YOUR GOAL:
Go to the line containing "Serialize everything readable" below; retype it and all following lines exactly, and leave out the pictures.

═══ ENTRIES SUPPLIED

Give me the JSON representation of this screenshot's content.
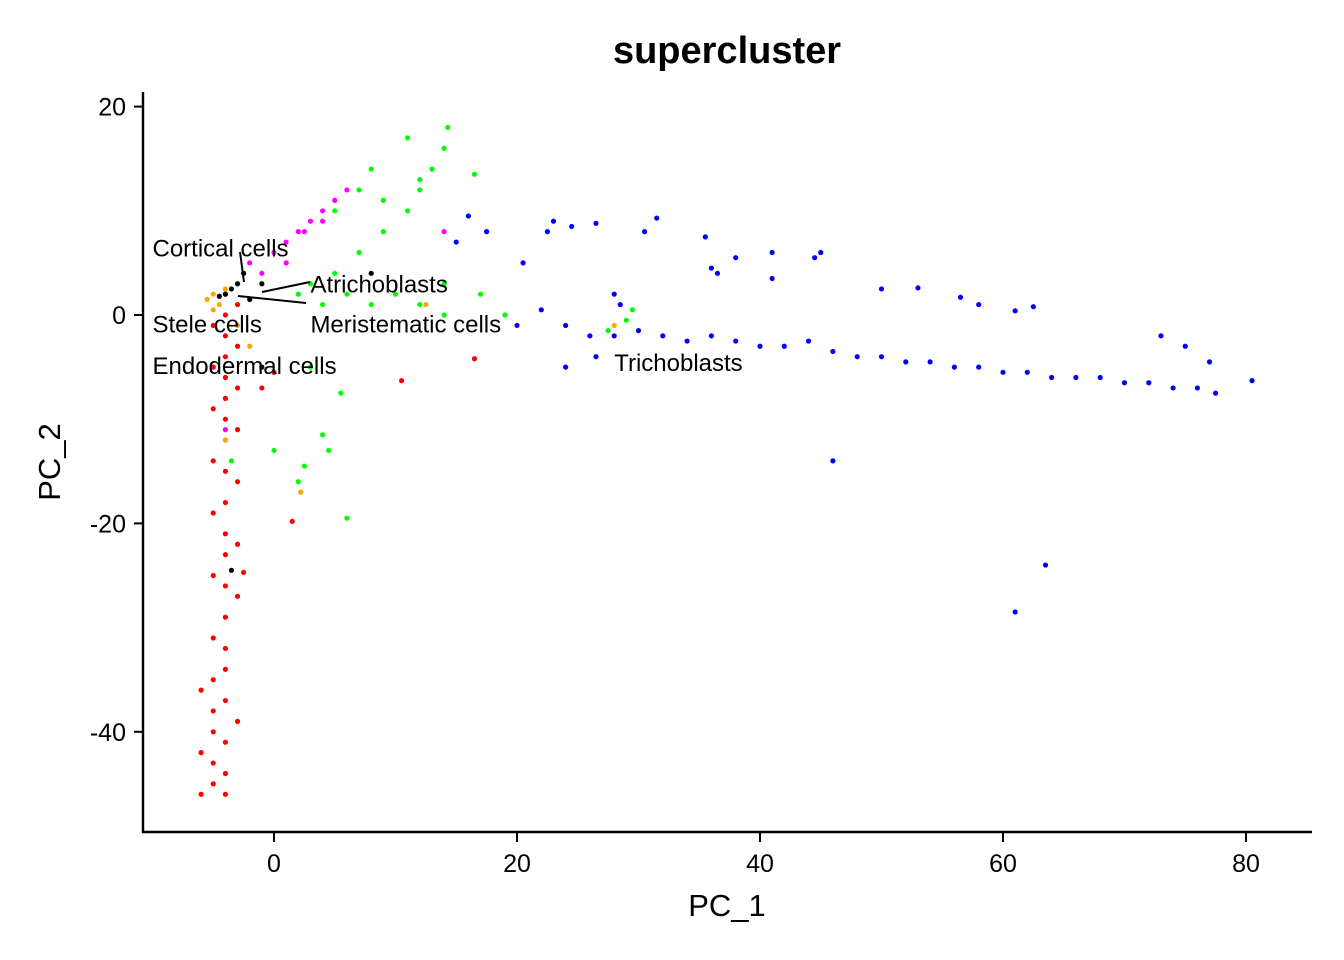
{
  "chart_data": {
    "type": "scatter",
    "title": "supercluster",
    "xlabel": "PC_1",
    "ylabel": "PC_2",
    "xlim": [
      -11,
      85
    ],
    "ylim": [
      -50,
      21
    ],
    "x_ticks": [
      0,
      20,
      40,
      60,
      80
    ],
    "y_ticks": [
      20,
      0,
      -20,
      -40
    ],
    "grid": false,
    "legend": "none (labels placed on plot)",
    "series": [
      {
        "name": "Endodermal cells",
        "color": "#FF0000",
        "note": "vertical band near PC_1 ≈ -5 to -3, PC_2 from ≈ 4 to -46",
        "points": [
          [
            -4,
            2
          ],
          [
            -3,
            1
          ],
          [
            -4,
            0
          ],
          [
            -5,
            -1
          ],
          [
            -4,
            -2
          ],
          [
            -3,
            -3
          ],
          [
            -4,
            -4
          ],
          [
            -5,
            -5
          ],
          [
            -4,
            -6
          ],
          [
            -3,
            -7
          ],
          [
            -4,
            -8
          ],
          [
            -5,
            -9
          ],
          [
            -4,
            -10
          ],
          [
            -3,
            -11
          ],
          [
            -4,
            -12
          ],
          [
            -5,
            -14
          ],
          [
            -4,
            -15
          ],
          [
            -3,
            -16
          ],
          [
            -4,
            -18
          ],
          [
            -5,
            -19
          ],
          [
            -4,
            -21
          ],
          [
            -3,
            -22
          ],
          [
            -4,
            -23
          ],
          [
            -5,
            -25
          ],
          [
            -4,
            -26
          ],
          [
            -3,
            -27
          ],
          [
            -4,
            -29
          ],
          [
            -5,
            -31
          ],
          [
            -4,
            -32
          ],
          [
            -4,
            -34
          ],
          [
            -5,
            -35
          ],
          [
            -6,
            -36
          ],
          [
            -4,
            -37
          ],
          [
            -5,
            -38
          ],
          [
            -3,
            -39
          ],
          [
            -5,
            -40
          ],
          [
            -4,
            -41
          ],
          [
            -6,
            -42
          ],
          [
            -5,
            -43
          ],
          [
            -4,
            -44
          ],
          [
            -5,
            -45
          ],
          [
            -6,
            -46
          ],
          [
            -4,
            -46
          ],
          [
            10.5,
            -6.3
          ],
          [
            16.5,
            -4.2
          ],
          [
            1.5,
            -19.8
          ],
          [
            -2.5,
            -24.7
          ],
          [
            0,
            -5.5
          ],
          [
            -1,
            -7
          ]
        ]
      },
      {
        "name": "Stele cells",
        "color": "#FFA500",
        "points": [
          [
            -5,
            2
          ],
          [
            -5.5,
            1.5
          ],
          [
            -4.5,
            1
          ],
          [
            -5,
            0.5
          ],
          [
            -4,
            2.5
          ],
          [
            -3,
            -1
          ],
          [
            -2,
            -3
          ],
          [
            -4,
            -12
          ],
          [
            2.2,
            -17
          ],
          [
            12.5,
            1
          ],
          [
            28,
            -1
          ]
        ]
      },
      {
        "name": "Meristematic cells",
        "color": "#00FF00",
        "points": [
          [
            2,
            2
          ],
          [
            4,
            1
          ],
          [
            6,
            2
          ],
          [
            8,
            1
          ],
          [
            10,
            2
          ],
          [
            12,
            1
          ],
          [
            14,
            0
          ],
          [
            3,
            3
          ],
          [
            5,
            4
          ],
          [
            7,
            6
          ],
          [
            9,
            8
          ],
          [
            11,
            10
          ],
          [
            12,
            12
          ],
          [
            13,
            14
          ],
          [
            14,
            16
          ],
          [
            14.3,
            18
          ],
          [
            11,
            17
          ],
          [
            8,
            14
          ],
          [
            7,
            12
          ],
          [
            5,
            10
          ],
          [
            9,
            11
          ],
          [
            12,
            13
          ],
          [
            16.5,
            13.5
          ],
          [
            17,
            2
          ],
          [
            14,
            3
          ],
          [
            19,
            0
          ],
          [
            3,
            -5
          ],
          [
            5.5,
            -7.5
          ],
          [
            0,
            -13
          ],
          [
            4,
            -11.5
          ],
          [
            4.5,
            -13
          ],
          [
            2.5,
            -14.5
          ],
          [
            2,
            -16
          ],
          [
            6,
            -19.5
          ],
          [
            -3.5,
            -14
          ],
          [
            27.5,
            -1.5
          ],
          [
            29,
            -0.5
          ],
          [
            29.5,
            0.5
          ]
        ]
      },
      {
        "name": "Cortical cells",
        "color": "#FF00FF",
        "points": [
          [
            -2,
            5
          ],
          [
            0,
            6
          ],
          [
            1,
            7
          ],
          [
            2,
            8
          ],
          [
            3,
            9
          ],
          [
            4,
            10
          ],
          [
            5,
            11
          ],
          [
            6,
            12
          ],
          [
            -1,
            4
          ],
          [
            1,
            5
          ],
          [
            2.5,
            8
          ],
          [
            4,
            9
          ],
          [
            14,
            8
          ],
          [
            -4,
            -11
          ]
        ]
      },
      {
        "name": "Trichoblasts",
        "color": "#0000FF",
        "points": [
          [
            16,
            9.5
          ],
          [
            15,
            7
          ],
          [
            17.5,
            8
          ],
          [
            20.5,
            5
          ],
          [
            22.5,
            8
          ],
          [
            23,
            9
          ],
          [
            24.5,
            8.5
          ],
          [
            26.5,
            8.8
          ],
          [
            28,
            2
          ],
          [
            28.5,
            1
          ],
          [
            30.5,
            8
          ],
          [
            31.5,
            9.3
          ],
          [
            35.5,
            7.5
          ],
          [
            36,
            4.5
          ],
          [
            36.5,
            4
          ],
          [
            38,
            5.5
          ],
          [
            41,
            6
          ],
          [
            41,
            3.5
          ],
          [
            44.5,
            5.5
          ],
          [
            45,
            6
          ],
          [
            50,
            2.5
          ],
          [
            53,
            2.6
          ],
          [
            56.5,
            1.7
          ],
          [
            58,
            1
          ],
          [
            61,
            0.4
          ],
          [
            62.5,
            0.8
          ],
          [
            20,
            -1
          ],
          [
            22,
            0.5
          ],
          [
            24,
            -1
          ],
          [
            26,
            -2
          ],
          [
            28,
            -2
          ],
          [
            30,
            -1.5
          ],
          [
            32,
            -2
          ],
          [
            34,
            -2.5
          ],
          [
            36,
            -2
          ],
          [
            38,
            -2.5
          ],
          [
            40,
            -3
          ],
          [
            42,
            -3
          ],
          [
            44,
            -2.5
          ],
          [
            46,
            -3.5
          ],
          [
            48,
            -4
          ],
          [
            50,
            -4
          ],
          [
            52,
            -4.5
          ],
          [
            54,
            -4.5
          ],
          [
            56,
            -5
          ],
          [
            58,
            -5
          ],
          [
            60,
            -5.5
          ],
          [
            62,
            -5.5
          ],
          [
            64,
            -6
          ],
          [
            66,
            -6
          ],
          [
            68,
            -6
          ],
          [
            70,
            -6.5
          ],
          [
            72,
            -6.5
          ],
          [
            74,
            -7
          ],
          [
            76,
            -7
          ],
          [
            77.5,
            -7.5
          ],
          [
            77,
            -4.5
          ],
          [
            75,
            -3
          ],
          [
            73,
            -2
          ],
          [
            80.5,
            -6.3
          ],
          [
            24,
            -5
          ],
          [
            26.5,
            -4
          ],
          [
            46,
            -14
          ],
          [
            61,
            -28.5
          ],
          [
            63.5,
            -24
          ]
        ]
      },
      {
        "name": "Atrichoblasts",
        "color": "#000000",
        "points": [
          [
            -4,
            2
          ],
          [
            -3.5,
            2.5
          ],
          [
            -3,
            3
          ],
          [
            -2.5,
            4
          ],
          [
            -2,
            1.5
          ],
          [
            -1,
            3
          ],
          [
            8,
            4
          ],
          [
            -1,
            -5
          ],
          [
            -3.5,
            -24.5
          ],
          [
            -4.5,
            1.8
          ]
        ]
      }
    ],
    "annotations": [
      {
        "text": "Cortical cells",
        "x": -10,
        "y": 6.5
      },
      {
        "text": "Atrichoblasts",
        "x": 3,
        "y": 3.0
      },
      {
        "text": "Stele cells",
        "x": -10,
        "y": -0.8
      },
      {
        "text": "Meristematic cells",
        "x": 3,
        "y": -0.8
      },
      {
        "text": "Endodermal cells",
        "x": -10,
        "y": -4.8
      },
      {
        "text": "Trichoblasts",
        "x": 28,
        "y": -4.5
      }
    ]
  }
}
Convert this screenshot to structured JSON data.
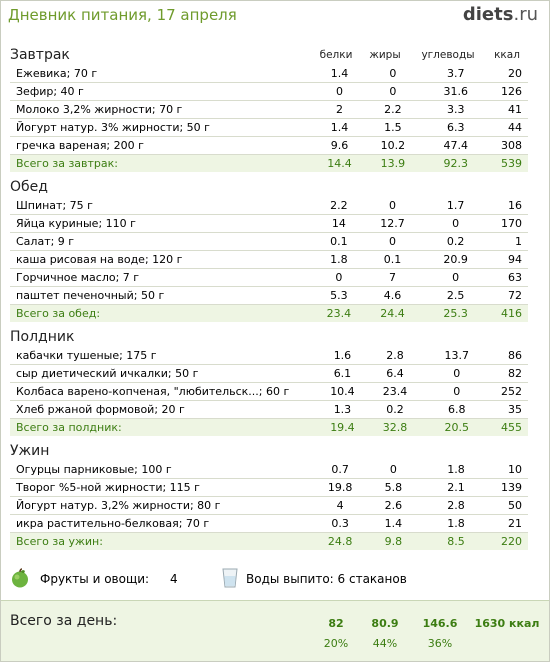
{
  "header": {
    "title": "Дневник питания, 17 апреля",
    "logo_main": "diets",
    "logo_suffix": ".ru"
  },
  "columns": {
    "protein": "белки",
    "fat": "жиры",
    "carbs": "углеводы",
    "kcal": "ккал"
  },
  "meals": [
    {
      "title": "Завтрак",
      "rows": [
        [
          "Ежевика; 70 г",
          "1.4",
          "0",
          "3.7",
          "20"
        ],
        [
          "Зефир; 40 г",
          "0",
          "0",
          "31.6",
          "126"
        ],
        [
          "Молоко 3,2% жирности; 70 г",
          "2",
          "2.2",
          "3.3",
          "41"
        ],
        [
          "Йогурт натур. 3% жирности; 50 г",
          "1.4",
          "1.5",
          "6.3",
          "44"
        ],
        [
          "гречка вареная; 200 г",
          "9.6",
          "10.2",
          "47.4",
          "308"
        ]
      ],
      "total": [
        "Всего за завтрак:",
        "14.4",
        "13.9",
        "92.3",
        "539"
      ]
    },
    {
      "title": "Обед",
      "rows": [
        [
          "Шпинат; 75 г",
          "2.2",
          "0",
          "1.7",
          "16"
        ],
        [
          "Яйца куриные; 110 г",
          "14",
          "12.7",
          "0",
          "170"
        ],
        [
          "Салат; 9 г",
          "0.1",
          "0",
          "0.2",
          "1"
        ],
        [
          "каша рисовая на воде; 120 г",
          "1.8",
          "0.1",
          "20.9",
          "94"
        ],
        [
          "Горчичное масло; 7 г",
          "0",
          "7",
          "0",
          "63"
        ],
        [
          "паштет печеночный; 50 г",
          "5.3",
          "4.6",
          "2.5",
          "72"
        ]
      ],
      "total": [
        "Всего за обед:",
        "23.4",
        "24.4",
        "25.3",
        "416"
      ]
    },
    {
      "title": "Полдник",
      "rows": [
        [
          "кабачки тушеные; 175 г",
          "1.6",
          "2.8",
          "13.7",
          "86"
        ],
        [
          "сыр диетический ичкалки; 50 г",
          "6.1",
          "6.4",
          "0",
          "82"
        ],
        [
          "Колбаса варено-копченая, \"любительск...; 60 г",
          "10.4",
          "23.4",
          "0",
          "252"
        ],
        [
          "Хлеб ржаной формовой; 20 г",
          "1.3",
          "0.2",
          "6.8",
          "35"
        ]
      ],
      "total": [
        "Всего за полдник:",
        "19.4",
        "32.8",
        "20.5",
        "455"
      ]
    },
    {
      "title": "Ужин",
      "rows": [
        [
          "Огурцы парниковые; 100 г",
          "0.7",
          "0",
          "1.8",
          "10"
        ],
        [
          "Творог %5-ной жирности; 115 г",
          "19.8",
          "5.8",
          "2.1",
          "139"
        ],
        [
          "Йогурт натур. 3,2% жирности; 80 г",
          "4",
          "2.6",
          "2.8",
          "50"
        ],
        [
          "икра растительно-белковая; 70 г",
          "0.3",
          "1.4",
          "1.8",
          "21"
        ]
      ],
      "total": [
        "Всего за ужин:",
        "24.8",
        "9.8",
        "8.5",
        "220"
      ]
    }
  ],
  "extras": {
    "fruit_label": "Фрукты и овощи:",
    "fruit_value": "4",
    "water_label": "Воды выпито: 6 стаканов",
    "fruit_icon": "green-apple-icon",
    "water_icon": "water-glass-icon"
  },
  "day_total": {
    "label": "Всего за день:",
    "protein": "82",
    "fat": "80.9",
    "carbs": "146.6",
    "kcal": "1630 ккал",
    "protein_pct": "20%",
    "fat_pct": "44%",
    "carbs_pct": "36%"
  },
  "colors": {
    "accent": "#6f9b2c",
    "total_text": "#3c7d12",
    "total_bg": "#eef5e3"
  }
}
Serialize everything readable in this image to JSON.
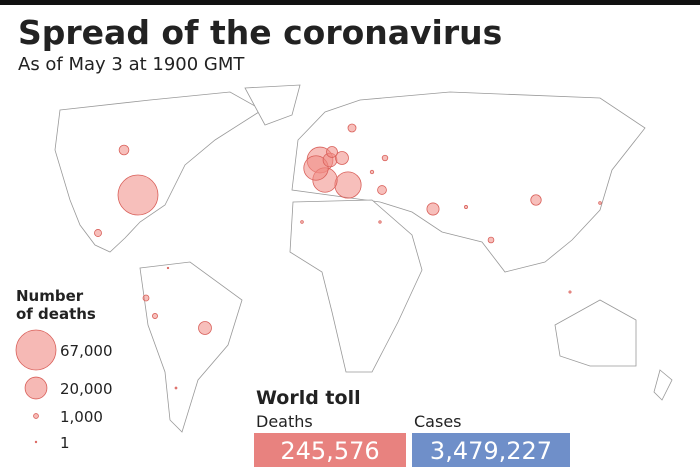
{
  "header": {
    "title": "Spread of the coronavirus",
    "subtitle": "As of May 3 at 1900 GMT"
  },
  "legend": {
    "title_lines": [
      "Number",
      "of deaths"
    ],
    "sizes": [
      {
        "value": 67000,
        "label": "67,000"
      },
      {
        "value": 20000,
        "label": "20,000"
      },
      {
        "value": 1000,
        "label": "1,000"
      },
      1
    ],
    "color": "#f08a84"
  },
  "bubbles": [
    67000,
    28000,
    29000,
    25000,
    25000,
    8000,
    7000,
    5000,
    6200,
    7000,
    4000,
    2100,
    3300,
    4600,
    1300,
    1400,
    1100,
    1500,
    2700,
    300,
    200,
    500,
    250,
    400,
    150,
    100,
    300
  ],
  "world_toll": {
    "title": "World toll",
    "deaths_label": "Deaths",
    "deaths": "245,576",
    "cases_label": "Cases",
    "cases": "3,479,227",
    "deaths_color": "#e8827f",
    "cases_color": "#6f8fc9"
  }
}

══════

THE ANSWER:
Serialize everything readable in this image to JSON.
{
  "header": {
    "title": "Spread of the coronavirus",
    "subtitle": "As of May 3 at 1900 GMT"
  },
  "legend": {
    "title_lines": [
      "Number",
      "of deaths"
    ],
    "sizes": [
      {
        "value": 67000,
        "label": "67,000"
      },
      {
        "value": 20000,
        "label": "20,000"
      },
      {
        "value": 1000,
        "label": "1,000"
      },
      1
    ],
    "color": "#f08a84"
  },
  "bubbles": [
    67000,
    28000,
    29000,
    25000,
    25000,
    8000,
    7000,
    5000,
    6200,
    7000,
    4000,
    2100,
    3300,
    4600,
    1300,
    1400,
    1100,
    1500,
    2700,
    300,
    200,
    500,
    250,
    400,
    150,
    100,
    300
  ],
  "world_toll": {
    "title": "World toll",
    "deaths_label": "Deaths",
    "deaths": "245,576",
    "cases_label": "Cases",
    "cases": "3,479,227",
    "deaths_color": "#e8827f",
    "cases_color": "#6f8fc9"
  }
}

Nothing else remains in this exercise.